** start Page extract **
Monday, February 28, 2011

Do schools use a bell curve grading system

I was reading an article called “Bell Curve Grading”.  Three parts that I found interesting were:
“In education, grading on a bell curve is a method of assigning grades designed to yield a desired distribution of grades among the students in a class……”
“…Because bell curve grading assigns grades to students based on their relative performance in comparison to classmates' performance, the term "bell curve grading" came, by extension, to be more loosely applied to any method of assigning grades that makes use of comparison between students' performances…..”
“…strict bell-curve grading is rare at the primary and secondary school levels (elementary to high school) but is common at the university level.”
Most elementary to high schools, that I have either taught at or heard of, have abolished the use of a bell curve grading system.  Even though they have formally abolished such a system, does one still exist below the surface?
** end Page extract **
** start Given information **
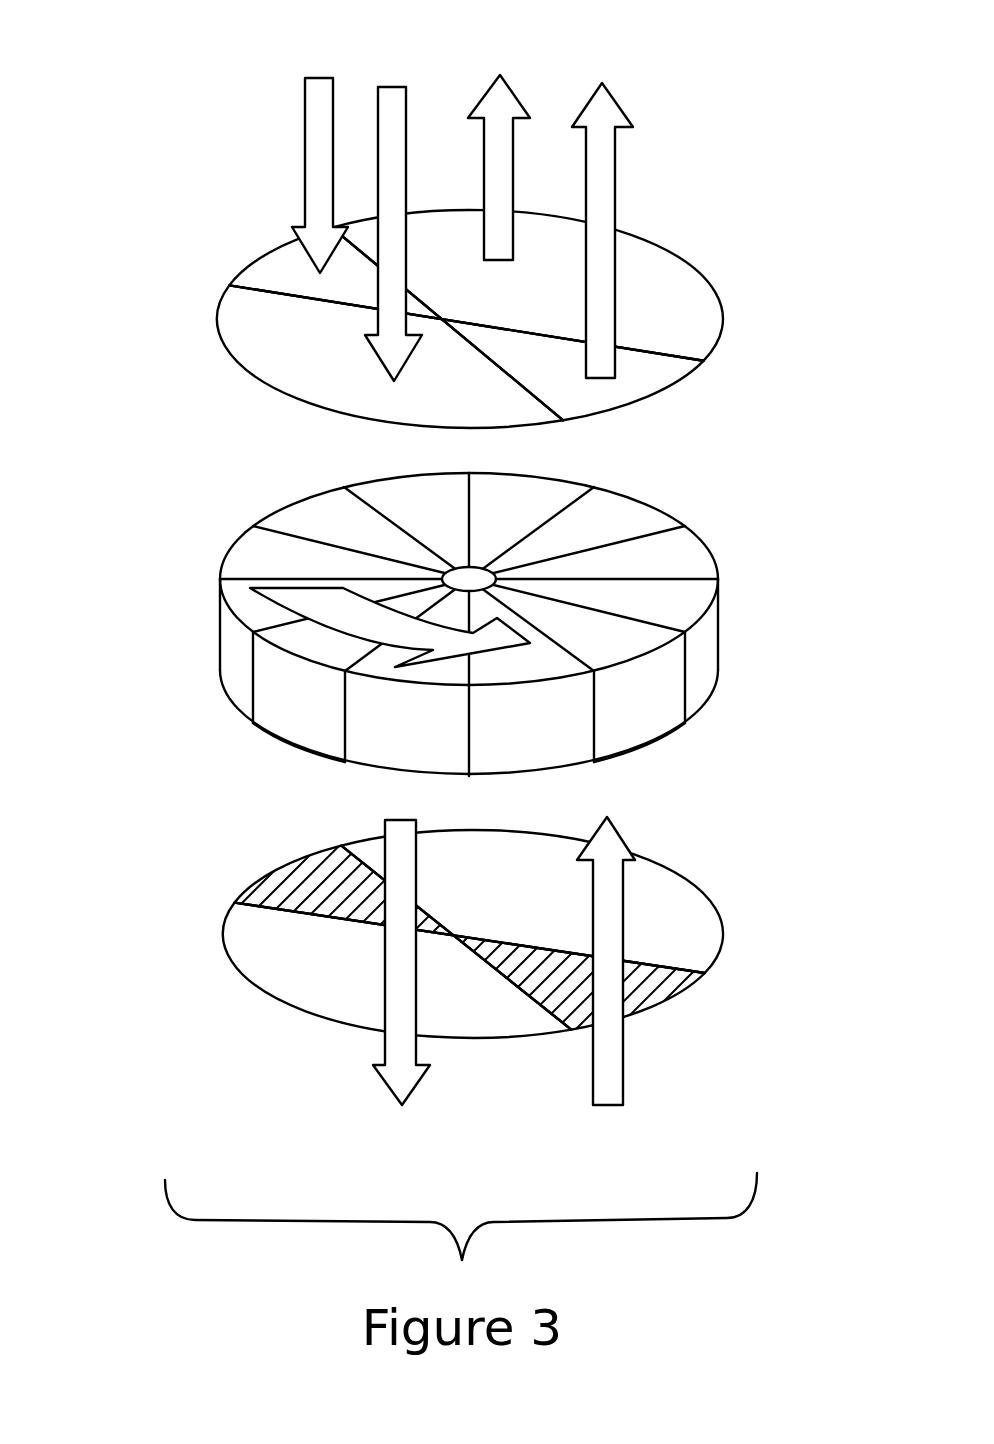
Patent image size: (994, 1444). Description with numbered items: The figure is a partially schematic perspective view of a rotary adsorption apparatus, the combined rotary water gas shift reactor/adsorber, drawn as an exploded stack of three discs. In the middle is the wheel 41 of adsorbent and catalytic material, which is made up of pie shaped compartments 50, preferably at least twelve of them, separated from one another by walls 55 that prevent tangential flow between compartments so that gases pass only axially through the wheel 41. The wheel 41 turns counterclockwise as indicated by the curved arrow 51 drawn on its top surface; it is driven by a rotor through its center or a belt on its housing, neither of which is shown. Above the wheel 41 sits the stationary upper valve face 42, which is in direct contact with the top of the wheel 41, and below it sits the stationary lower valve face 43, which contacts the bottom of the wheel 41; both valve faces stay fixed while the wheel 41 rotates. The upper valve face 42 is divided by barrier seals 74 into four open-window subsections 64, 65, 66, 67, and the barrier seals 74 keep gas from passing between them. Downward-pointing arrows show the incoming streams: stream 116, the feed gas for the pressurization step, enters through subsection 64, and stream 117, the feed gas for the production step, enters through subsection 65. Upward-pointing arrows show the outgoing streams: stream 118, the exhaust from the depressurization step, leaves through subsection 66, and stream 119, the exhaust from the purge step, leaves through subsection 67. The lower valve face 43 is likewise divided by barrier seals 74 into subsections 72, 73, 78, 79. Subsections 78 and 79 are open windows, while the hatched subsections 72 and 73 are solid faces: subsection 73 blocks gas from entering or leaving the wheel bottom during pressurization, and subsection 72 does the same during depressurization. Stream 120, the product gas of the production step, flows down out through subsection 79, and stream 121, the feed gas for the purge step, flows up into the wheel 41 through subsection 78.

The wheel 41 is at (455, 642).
** end Given information **
• Exercise tasks:
[1] Which school levels does the blog post on bell curve grading name?
[2] Reproduce the blog post on bell curve grading word for word, starting at "Most elementary to" and ending at "below the surface?".

• Answers for this exercise:
[1] primary, secondary, elementary, high school, university

[2]
Most elementary to high schools, that I have either taught at or heard of, have abolished the use of a bell curve grading system.  Even though they have formally abolished such a system, does one still exist below the surface?